Records from a data source:
----
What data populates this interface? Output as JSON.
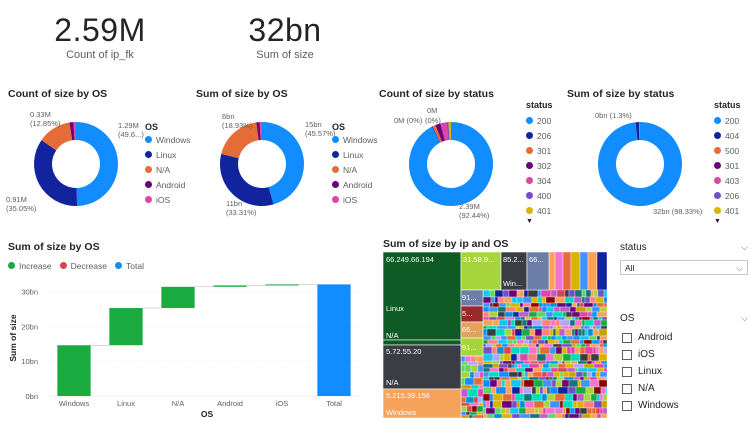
{
  "colors": {
    "windows": "#118DFF",
    "linux": "#12239E",
    "na": "#E66C37",
    "android": "#6B007B",
    "ios": "#E044A7",
    "increase": "#1AAB40",
    "decrease": "#D64554",
    "total": "#118DFF"
  },
  "kpis": [
    {
      "value": "2.59M",
      "label": "Count of ip_fk"
    },
    {
      "value": "32bn",
      "label": "Sum of size"
    }
  ],
  "os_legend": {
    "title": "OS",
    "items": [
      {
        "label": "Windows",
        "color": "#118DFF"
      },
      {
        "label": "Linux",
        "color": "#12239E"
      },
      {
        "label": "N/A",
        "color": "#E66C37"
      },
      {
        "label": "Android",
        "color": "#6B007B"
      },
      {
        "label": "iOS",
        "color": "#E044A7"
      }
    ]
  },
  "status_legend_1": {
    "title": "status",
    "items": [
      {
        "label": "200",
        "color": "#118DFF"
      },
      {
        "label": "206",
        "color": "#12239E"
      },
      {
        "label": "301",
        "color": "#E66C37"
      },
      {
        "label": "302",
        "color": "#6B007B"
      },
      {
        "label": "304",
        "color": "#E044A7"
      },
      {
        "label": "400",
        "color": "#744EC2"
      },
      {
        "label": "401",
        "color": "#D9B300"
      }
    ]
  },
  "status_legend_2": {
    "title": "status",
    "items": [
      {
        "label": "200",
        "color": "#118DFF"
      },
      {
        "label": "404",
        "color": "#12239E"
      },
      {
        "label": "500",
        "color": "#E66C37"
      },
      {
        "label": "301",
        "color": "#6B007B"
      },
      {
        "label": "403",
        "color": "#E044A7"
      },
      {
        "label": "206",
        "color": "#744EC2"
      },
      {
        "label": "401",
        "color": "#D9B300"
      }
    ]
  },
  "chart_data": [
    {
      "type": "pie",
      "title": "Count of size by OS",
      "slices": [
        {
          "label": "Windows",
          "value": 1.29,
          "pct": 49.6,
          "color": "#118DFF"
        },
        {
          "label": "Linux",
          "value": 0.91,
          "pct": 35.05,
          "color": "#12239E"
        },
        {
          "label": "N/A",
          "value": 0.33,
          "pct": 12.85,
          "color": "#E66C37"
        },
        {
          "label": "Android",
          "value": 0.04,
          "pct": 1.5,
          "color": "#6B007B"
        },
        {
          "label": "iOS",
          "value": 0.02,
          "pct": 1.0,
          "color": "#E044A7"
        }
      ],
      "data_labels": [
        {
          "line1": "1.29M",
          "line2": "(49.6...)"
        },
        {
          "line1": "0.91M",
          "line2": "(35.05%)"
        },
        {
          "line1": "0.33M",
          "line2": "(12.85%)"
        }
      ]
    },
    {
      "type": "pie",
      "title": "Sum of size by OS",
      "slices": [
        {
          "label": "Windows",
          "value": 15,
          "pct": 45.57,
          "color": "#118DFF"
        },
        {
          "label": "Linux",
          "value": 11,
          "pct": 33.31,
          "color": "#12239E"
        },
        {
          "label": "N/A",
          "value": 6,
          "pct": 18.93,
          "color": "#E66C37"
        },
        {
          "label": "Android",
          "value": 0.4,
          "pct": 1.3,
          "color": "#6B007B"
        },
        {
          "label": "iOS",
          "value": 0.3,
          "pct": 0.89,
          "color": "#E044A7"
        }
      ],
      "data_labels": [
        {
          "line1": "15bn",
          "line2": "(45.57%)"
        },
        {
          "line1": "11bn",
          "line2": "(33.31%)"
        },
        {
          "line1": "6bn",
          "line2": "(18.93%)"
        }
      ]
    },
    {
      "type": "pie",
      "title": "Count of size by status",
      "slices": [
        {
          "label": "200",
          "value": 2.39,
          "pct": 92.44,
          "color": "#118DFF"
        },
        {
          "label": "206",
          "value": 0.01,
          "pct": 0.3,
          "color": "#12239E"
        },
        {
          "label": "301",
          "value": 0.03,
          "pct": 1.2,
          "color": "#E66C37"
        },
        {
          "label": "302",
          "value": 0.05,
          "pct": 2.0,
          "color": "#6B007B"
        },
        {
          "label": "304",
          "value": 0.06,
          "pct": 2.3,
          "color": "#E044A7"
        },
        {
          "label": "400",
          "value": 0.02,
          "pct": 0.8,
          "color": "#744EC2"
        },
        {
          "label": "401",
          "value": 0.025,
          "pct": 0.96,
          "color": "#D9B300"
        }
      ],
      "data_labels": [
        {
          "line1": "0M",
          "line2": ""
        },
        {
          "line1": "0M (0%)",
          "line2": ""
        },
        {
          "line1": "(0%)",
          "line2": ""
        },
        {
          "line1": "2.39M",
          "line2": "(92.44%)"
        }
      ]
    },
    {
      "type": "pie",
      "title": "Sum of size by status",
      "slices": [
        {
          "label": "200",
          "value": 32,
          "pct": 98.33,
          "color": "#118DFF"
        },
        {
          "label": "404",
          "value": 0.42,
          "pct": 1.3,
          "color": "#12239E"
        },
        {
          "label": "500",
          "value": 0.05,
          "pct": 0.17,
          "color": "#E66C37"
        },
        {
          "label": "301",
          "value": 0.03,
          "pct": 0.1,
          "color": "#6B007B"
        },
        {
          "label": "403",
          "value": 0.03,
          "pct": 0.1,
          "color": "#E044A7"
        }
      ],
      "data_labels": [
        {
          "line1": "0bn (1.3%)",
          "line2": ""
        },
        {
          "line1": "32bn (98.33%)",
          "line2": ""
        }
      ]
    },
    {
      "type": "bar",
      "subtype": "waterfall",
      "title": "Sum of size by OS",
      "categories": [
        "Windows",
        "Linux",
        "N/A",
        "Android",
        "iOS",
        "Total"
      ],
      "values": [
        14.6,
        10.7,
        6.1,
        0.4,
        0.3,
        32.1
      ],
      "kinds": [
        "increase",
        "increase",
        "increase",
        "increase",
        "increase",
        "total"
      ],
      "legend": [
        {
          "label": "Increase",
          "color": "#1AAB40"
        },
        {
          "label": "Decrease",
          "color": "#D64554"
        },
        {
          "label": "Total",
          "color": "#118DFF"
        }
      ],
      "xlabel": "OS",
      "ylabel": "Sum of size",
      "ylim": [
        0,
        32.5
      ],
      "yticks": [
        {
          "v": 0,
          "label": "0bn"
        },
        {
          "v": 10,
          "label": "10bn"
        },
        {
          "v": 20,
          "label": "20bn"
        },
        {
          "v": 30,
          "label": "30bn"
        }
      ]
    }
  ],
  "treemap": {
    "title": "Sum of size by ip and OS",
    "cells": [
      {
        "ip": "66.249.66.194",
        "os": "Linux"
      },
      {
        "ip": "",
        "os": "N/A"
      },
      {
        "ip": "5.72.55.20",
        "os": "N/A"
      },
      {
        "ip": "5.215.39.156",
        "os": "Windows"
      },
      {
        "ip": "31.58.9...",
        "os": ""
      },
      {
        "ip": "85.2...",
        "os": "Win..."
      },
      {
        "ip": "66...",
        "os": ""
      },
      {
        "ip": "91...",
        "os": ""
      },
      {
        "ip": "5...",
        "os": ""
      },
      {
        "ip": "66...",
        "os": ""
      },
      {
        "ip": "91...",
        "os": ""
      }
    ]
  },
  "status_slicer": {
    "title": "status",
    "value": "All"
  },
  "os_slicer": {
    "title": "OS",
    "options": [
      "Android",
      "iOS",
      "Linux",
      "N/A",
      "Windows"
    ]
  }
}
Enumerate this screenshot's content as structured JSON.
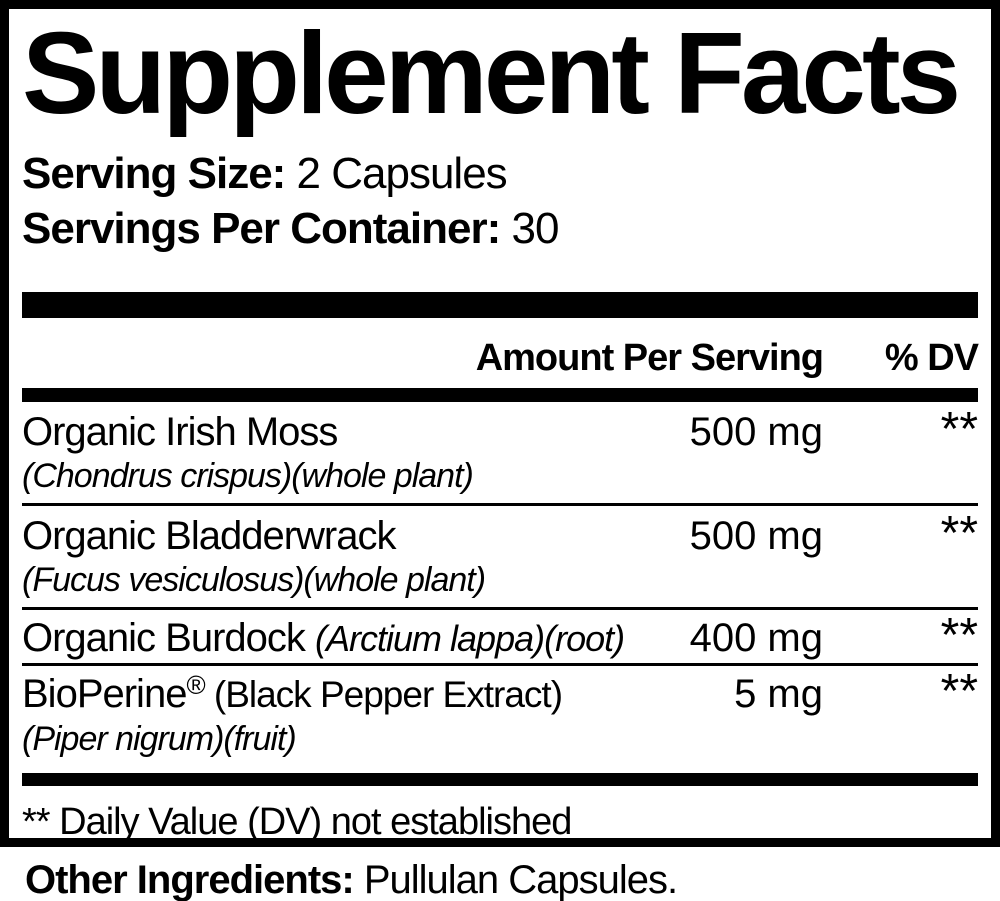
----
TASK OBJECTIVE: Leave out all pictures, then copy the remaining material exactly.

EXPECTED ANSWER:
What data populates this interface? Output as JSON.
{
  "colors": {
    "windows": "#118DFF",
    "linux": "#12239E",
    "na": "#E66C37",
    "android": "#6B007B",
    "ios": "#E044A7",
    "increase": "#1AAB40",
    "decrease": "#D64554",
    "total": "#118DFF"
  },
  "kpis": [
    {
      "value": "2.59M",
      "label": "Count of ip_fk"
    },
    {
      "value": "32bn",
      "label": "Sum of size"
    }
  ],
  "os_legend": {
    "title": "OS",
    "items": [
      {
        "label": "Windows",
        "color": "#118DFF"
      },
      {
        "label": "Linux",
        "color": "#12239E"
      },
      {
        "label": "N/A",
        "color": "#E66C37"
      },
      {
        "label": "Android",
        "color": "#6B007B"
      },
      {
        "label": "iOS",
        "color": "#E044A7"
      }
    ]
  },
  "status_legend_1": {
    "title": "status",
    "items": [
      {
        "label": "200",
        "color": "#118DFF"
      },
      {
        "label": "206",
        "color": "#12239E"
      },
      {
        "label": "301",
        "color": "#E66C37"
      },
      {
        "label": "302",
        "color": "#6B007B"
      },
      {
        "label": "304",
        "color": "#E044A7"
      },
      {
        "label": "400",
        "color": "#744EC2"
      },
      {
        "label": "401",
        "color": "#D9B300"
      }
    ]
  },
  "status_legend_2": {
    "title": "status",
    "items": [
      {
        "label": "200",
        "color": "#118DFF"
      },
      {
        "label": "404",
        "color": "#12239E"
      },
      {
        "label": "500",
        "color": "#E66C37"
      },
      {
        "label": "301",
        "color": "#6B007B"
      },
      {
        "label": "403",
        "color": "#E044A7"
      },
      {
        "label": "206",
        "color": "#744EC2"
      },
      {
        "label": "401",
        "color": "#D9B300"
      }
    ]
  },
  "chart_data": [
    {
      "type": "pie",
      "title": "Count of size by OS",
      "slices": [
        {
          "label": "Windows",
          "value": 1.29,
          "pct": 49.6,
          "color": "#118DFF"
        },
        {
          "label": "Linux",
          "value": 0.91,
          "pct": 35.05,
          "color": "#12239E"
        },
        {
          "label": "N/A",
          "value": 0.33,
          "pct": 12.85,
          "color": "#E66C37"
        },
        {
          "label": "Android",
          "value": 0.04,
          "pct": 1.5,
          "color": "#6B007B"
        },
        {
          "label": "iOS",
          "value": 0.02,
          "pct": 1.0,
          "color": "#E044A7"
        }
      ],
      "data_labels": [
        {
          "line1": "1.29M",
          "line2": "(49.6...)"
        },
        {
          "line1": "0.91M",
          "line2": "(35.05%)"
        },
        {
          "line1": "0.33M",
          "line2": "(12.85%)"
        }
      ]
    },
    {
      "type": "pie",
      "title": "Sum of size by OS",
      "slices": [
        {
          "label": "Windows",
          "value": 15,
          "pct": 45.57,
          "color": "#118DFF"
        },
        {
          "label": "Linux",
          "value": 11,
          "pct": 33.31,
          "color": "#12239E"
        },
        {
          "label": "N/A",
          "value": 6,
          "pct": 18.93,
          "color": "#E66C37"
        },
        {
          "label": "Android",
          "value": 0.4,
          "pct": 1.3,
          "color": "#6B007B"
        },
        {
          "label": "iOS",
          "value": 0.3,
          "pct": 0.89,
          "color": "#E044A7"
        }
      ],
      "data_labels": [
        {
          "line1": "15bn",
          "line2": "(45.57%)"
        },
        {
          "line1": "11bn",
          "line2": "(33.31%)"
        },
        {
          "line1": "6bn",
          "line2": "(18.93%)"
        }
      ]
    },
    {
      "type": "pie",
      "title": "Count of size by status",
      "slices": [
        {
          "label": "200",
          "value": 2.39,
          "pct": 92.44,
          "color": "#118DFF"
        },
        {
          "label": "206",
          "value": 0.01,
          "pct": 0.3,
          "color": "#12239E"
        },
        {
          "label": "301",
          "value": 0.03,
          "pct": 1.2,
          "color": "#E66C37"
        },
        {
          "label": "302",
          "value": 0.05,
          "pct": 2.0,
          "color": "#6B007B"
        },
        {
          "label": "304",
          "value": 0.06,
          "pct": 2.3,
          "color": "#E044A7"
        },
        {
          "label": "400",
          "value": 0.02,
          "pct": 0.8,
          "color": "#744EC2"
        },
        {
          "label": "401",
          "value": 0.025,
          "pct": 0.96,
          "color": "#D9B300"
        }
      ],
      "data_labels": [
        {
          "line1": "0M",
          "line2": ""
        },
        {
          "line1": "0M (0%)",
          "line2": ""
        },
        {
          "line1": "(0%)",
          "line2": ""
        },
        {
          "line1": "2.39M",
          "line2": "(92.44%)"
        }
      ]
    },
    {
      "type": "pie",
      "title": "Sum of size by status",
      "slices": [
        {
          "label": "200",
          "value": 32,
          "pct": 98.33,
          "color": "#118DFF"
        },
        {
          "label": "404",
          "value": 0.42,
          "pct": 1.3,
          "color": "#12239E"
        },
        {
          "label": "500",
          "value": 0.05,
          "pct": 0.17,
          "color": "#E66C37"
        },
        {
          "label": "301",
          "value": 0.03,
          "pct": 0.1,
          "color": "#6B007B"
        },
        {
          "label": "403",
          "value": 0.03,
          "pct": 0.1,
          "color": "#E044A7"
        }
      ],
      "data_labels": [
        {
          "line1": "0bn (1.3%)",
          "line2": ""
        },
        {
          "line1": "32bn (98.33%)",
          "line2": ""
        }
      ]
    },
    {
      "type": "bar",
      "subtype": "waterfall",
      "title": "Sum of size by OS",
      "categories": [
        "Windows",
        "Linux",
        "N/A",
        "Android",
        "iOS",
        "Total"
      ],
      "values": [
        14.6,
        10.7,
        6.1,
        0.4,
        0.3,
        32.1
      ],
      "kinds": [
        "increase",
        "increase",
        "increase",
        "increase",
        "increase",
        "total"
      ],
      "legend": [
        {
          "label": "Increase",
          "color": "#1AAB40"
        },
        {
          "label": "Decrease",
          "color": "#D64554"
        },
        {
          "label": "Total",
          "color": "#118DFF"
        }
      ],
      "xlabel": "OS",
      "ylabel": "Sum of size",
      "ylim": [
        0,
        32.5
      ],
      "yticks": [
        {
          "v": 0,
          "label": "0bn"
        },
        {
          "v": 10,
          "label": "10bn"
        },
        {
          "v": 20,
          "label": "20bn"
        },
        {
          "v": 30,
          "label": "30bn"
        }
      ]
    }
  ],
  "treemap": {
    "title": "Sum of size by ip and OS",
    "cells": [
      {
        "ip": "66.249.66.194",
        "os": "Linux"
      },
      {
        "ip": "",
        "os": "N/A"
      },
      {
        "ip": "5.72.55.20",
        "os": "N/A"
      },
      {
        "ip": "5.215.39.156",
        "os": "Windows"
      },
      {
        "ip": "31.58.9...",
        "os": ""
      },
      {
        "ip": "85.2...",
        "os": "Win..."
      },
      {
        "ip": "66...",
        "os": ""
      },
      {
        "ip": "91...",
        "os": ""
      },
      {
        "ip": "5...",
        "os": ""
      },
      {
        "ip": "66...",
        "os": ""
      },
      {
        "ip": "91...",
        "os": ""
      }
    ]
  },
  "status_slicer": {
    "title": "status",
    "value": "All"
  },
  "os_slicer": {
    "title": "OS",
    "options": [
      "Android",
      "iOS",
      "Linux",
      "N/A",
      "Windows"
    ]
  }
}
Enumerate this screenshot's content as structured JSON.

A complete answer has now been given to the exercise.